Stored records
>> START

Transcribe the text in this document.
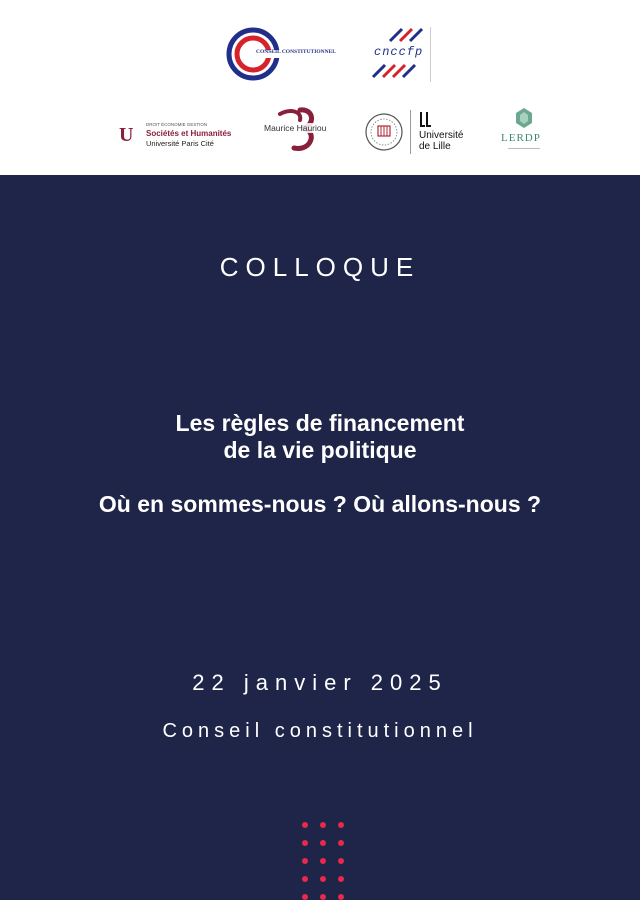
CONSEIL CONSTITUTIONNEL	cnccfp
U	DROIT ÉCONOMIE GESTION
Sociétés et Humanités
Université Paris Cité
Maurice Hauriou
Université
de Lille
LERDP
COLLOQUE
Les règles de financement
de la vie politique
Où en sommes-nous ? Où allons-nous ?
22 janvier 2025
Conseil constitutionnel
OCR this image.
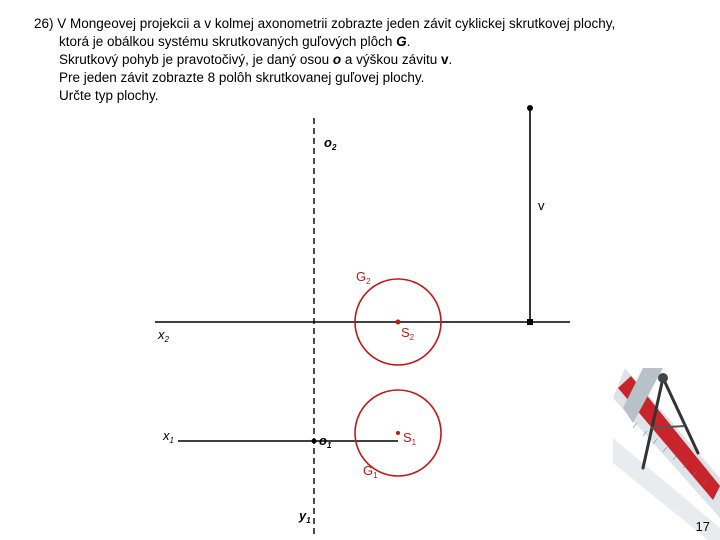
26) V Mongeovej projekcii a v kolmej axonometrii zobrazte jeden závit cyklickej skrutkovej plochy,
ktorá je obálkou systému skrutkovaných guľových plôch G.
Skrutkový pohyb je pravotočivý, je daný osou o a výškou závitu v.
Pre jeden závit zobrazte 8 polôh skrutkovanej guľovej plochy.
Určte typ plochy.
$o_2$
v
$G_2$
$x_2$	$S_2$
$x_1$	$o_1$
$S_1$
$G_1$
$y_1$	17
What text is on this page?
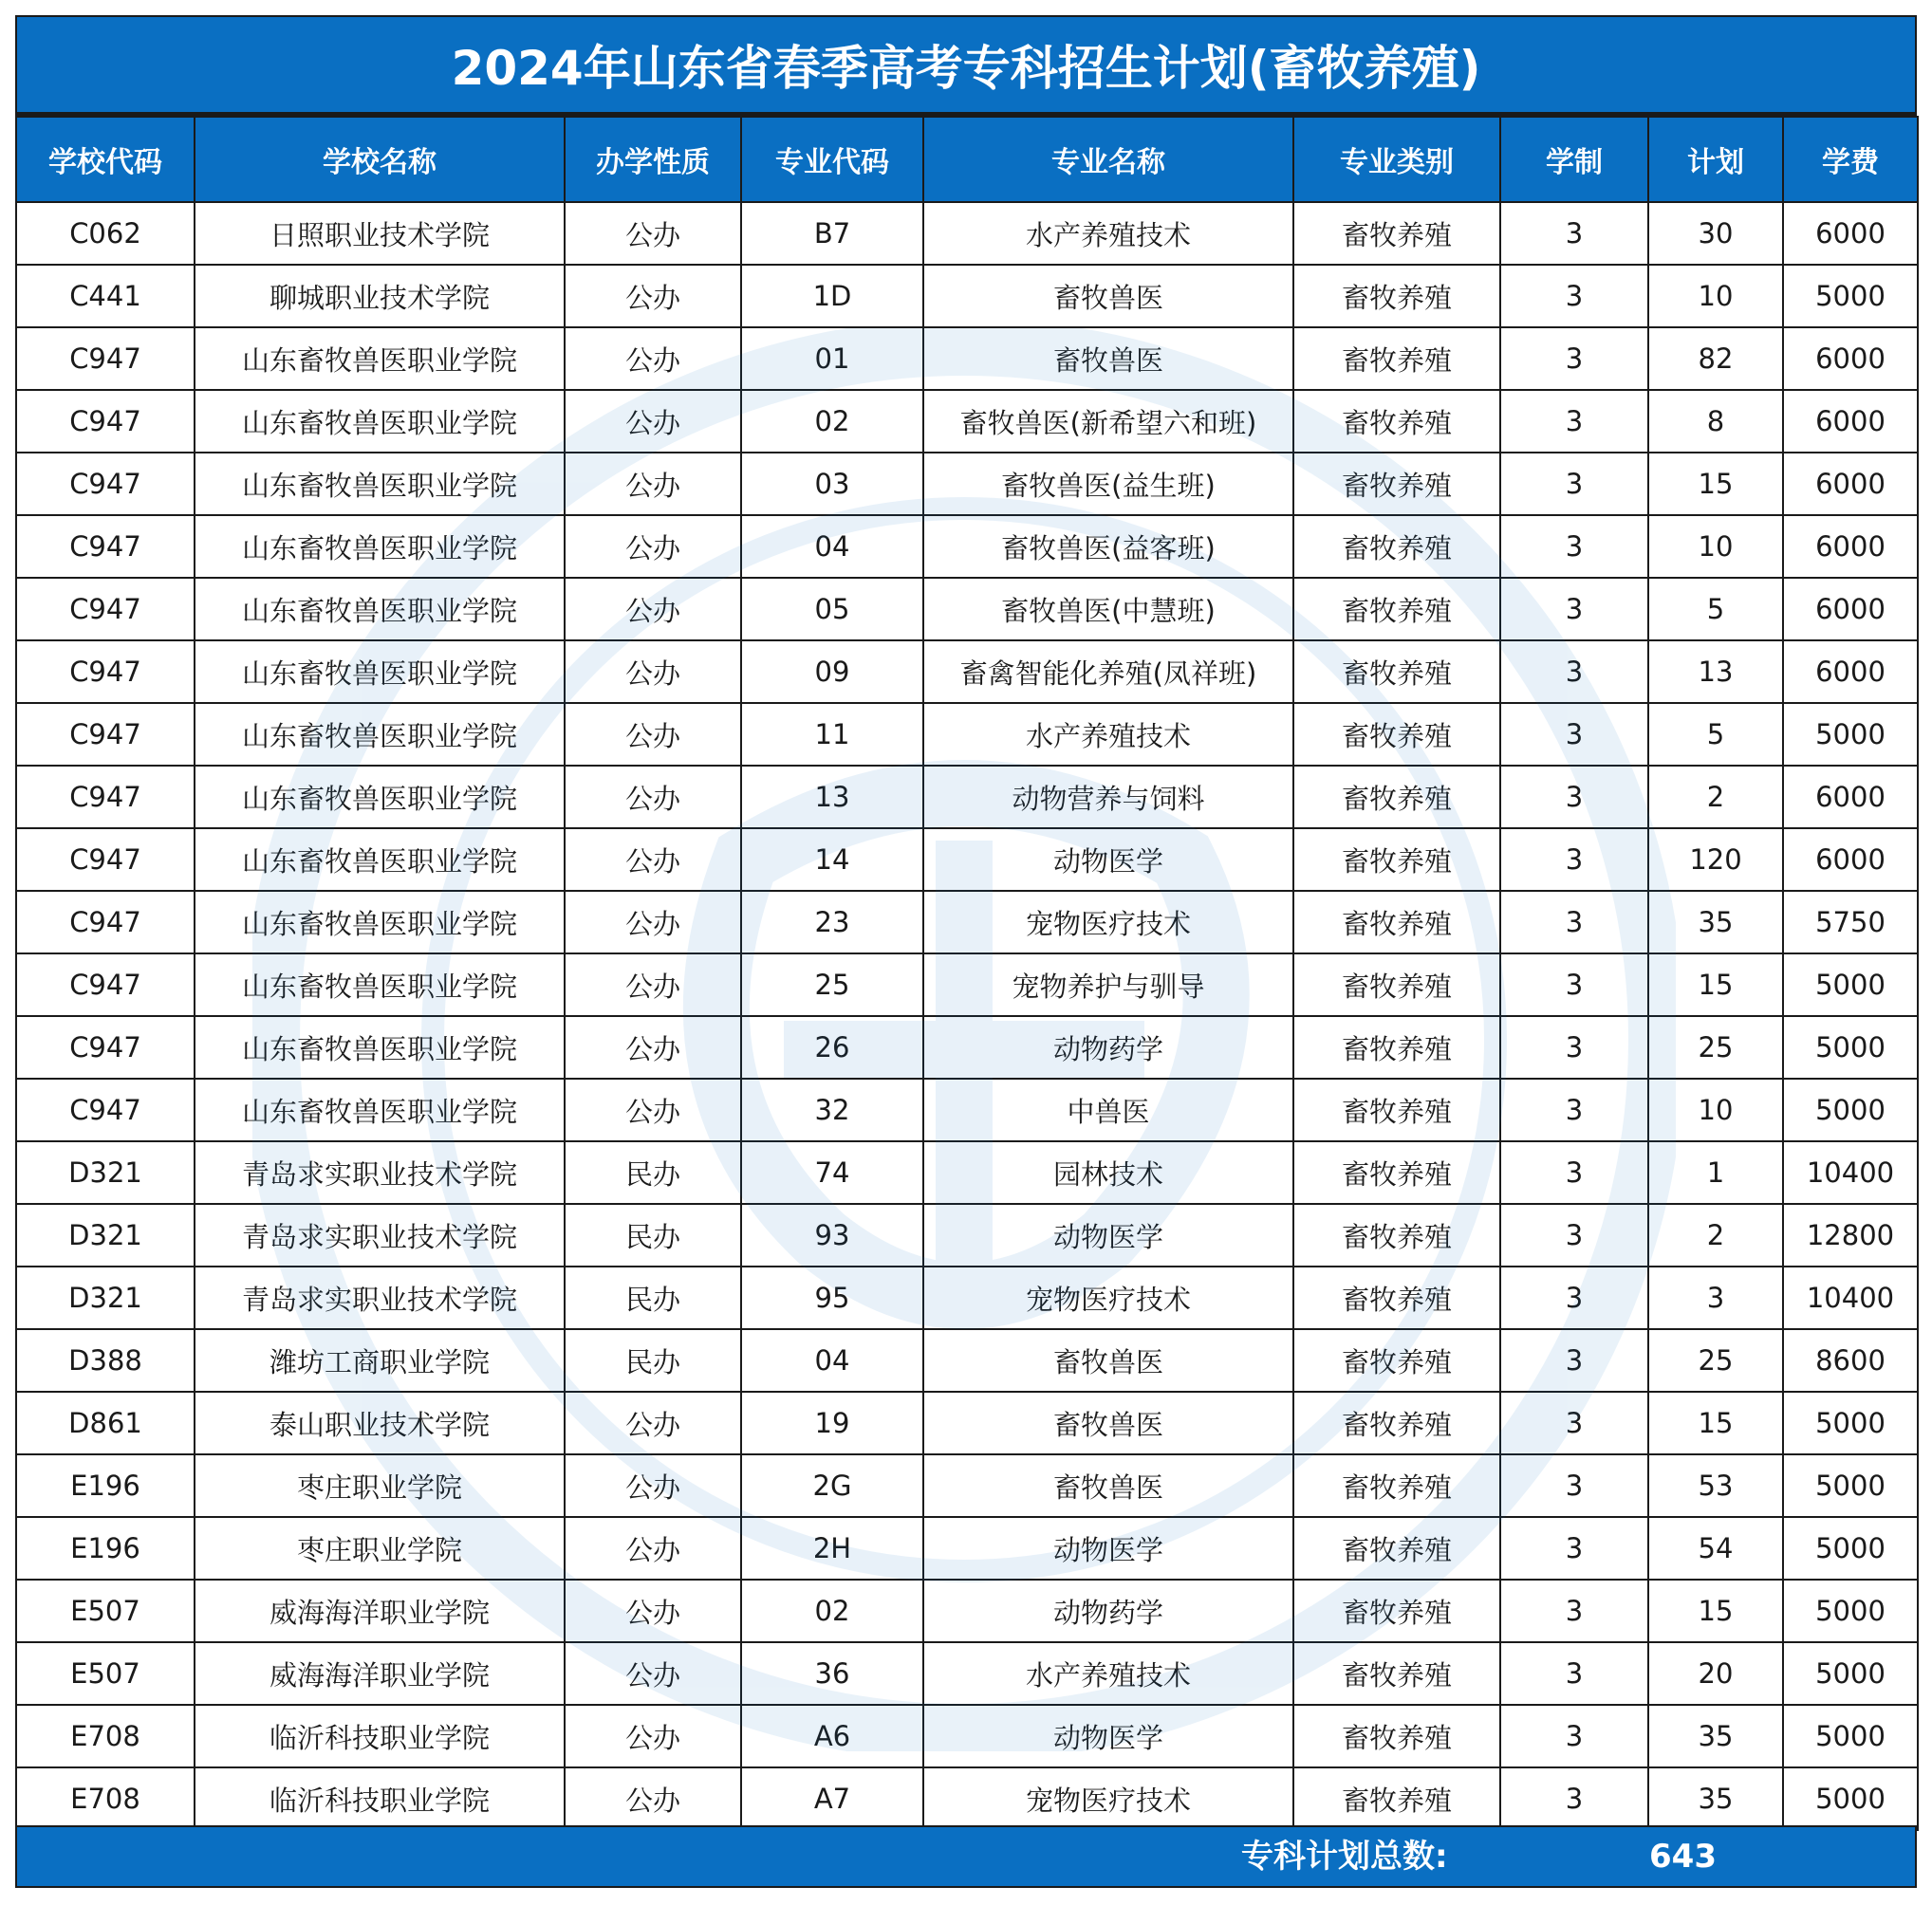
2024年山东省春季高考专科招生计划(畜牧养殖)
学校代码	学校名称	办学性质	专业代码	专业名称	专业类别	学制	计划	学费
C062	日照职业技术学院	公办	B7	水产养殖技术	畜牧养殖	3	30	6000
C441	聊城职业技术学院	公办	1D	畜牧兽医	畜牧养殖	3	10	5000
C947	山东畜牧兽医职业学院	公办	01	畜牧兽医	畜牧养殖	3	82	6000
C947	山东畜牧兽医职业学院	公办	02	畜牧兽医(新希望六和班)	畜牧养殖	3	8	6000
C947	山东畜牧兽医职业学院	公办	03	畜牧兽医(益生班)	畜牧养殖	3	15	6000
C947	山东畜牧兽医职业学院	公办	04	畜牧兽医(益客班)	畜牧养殖	3	10	6000
C947	山东畜牧兽医职业学院	公办	05	畜牧兽医(中慧班)	畜牧养殖	3	5	6000
C947	山东畜牧兽医职业学院	公办	09	畜禽智能化养殖(凤祥班)	畜牧养殖	3	13	6000
C947	山东畜牧兽医职业学院	公办	11	水产养殖技术	畜牧养殖	3	5	5000
C947	山东畜牧兽医职业学院	公办	13	动物营养与饲料	畜牧养殖	3	2	6000
C947	山东畜牧兽医职业学院	公办	14	动物医学	畜牧养殖	3	120	6000
C947	山东畜牧兽医职业学院	公办	23	宠物医疗技术	畜牧养殖	3	35	5750
C947	山东畜牧兽医职业学院	公办	25	宠物养护与驯导	畜牧养殖	3	15	5000
C947	山东畜牧兽医职业学院	公办	26	动物药学	畜牧养殖	3	25	5000
C947	山东畜牧兽医职业学院	公办	32	中兽医	畜牧养殖	3	10	5000
D321	青岛求实职业技术学院	民办	74	园林技术	畜牧养殖	3	1	10400
D321	青岛求实职业技术学院	民办	93	动物医学	畜牧养殖	3	2	12800
D321	青岛求实职业技术学院	民办	95	宠物医疗技术	畜牧养殖	3	3	10400
D388	潍坊工商职业学院	民办	04	畜牧兽医	畜牧养殖	3	25	8600
D861	泰山职业技术学院	公办	19	畜牧兽医	畜牧养殖	3	15	5000
E196	枣庄职业学院	公办	2G	畜牧兽医	畜牧养殖	3	53	5000
E196	枣庄职业学院	公办	2H	动物医学	畜牧养殖	3	54	5000
E507	威海海洋职业学院	公办	02	动物药学	畜牧养殖	3	15	5000
E507	威海海洋职业学院	公办	36	水产养殖技术	畜牧养殖	3	20	5000
E708	临沂科技职业学院	公办	A6	动物医学	畜牧养殖	3	35	5000
E708	临沂科技职业学院	公办	A7	宠物医疗技术	畜牧养殖	3	35	5000
专科计划总数:	643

>> END

TASK DIRECTIONS: Copy out each line of the listing that holds "青岛求实职业技术学院".

EXERCISE SOLUTION:
D321	青岛求实职业技术学院	民办	74	园林技术	畜牧养殖	3	1	10400
D321	青岛求实职业技术学院	民办	93	动物医学	畜牧养殖	3	2	12800
D321	青岛求实职业技术学院	民办	95	宠物医疗技术	畜牧养殖	3	3	10400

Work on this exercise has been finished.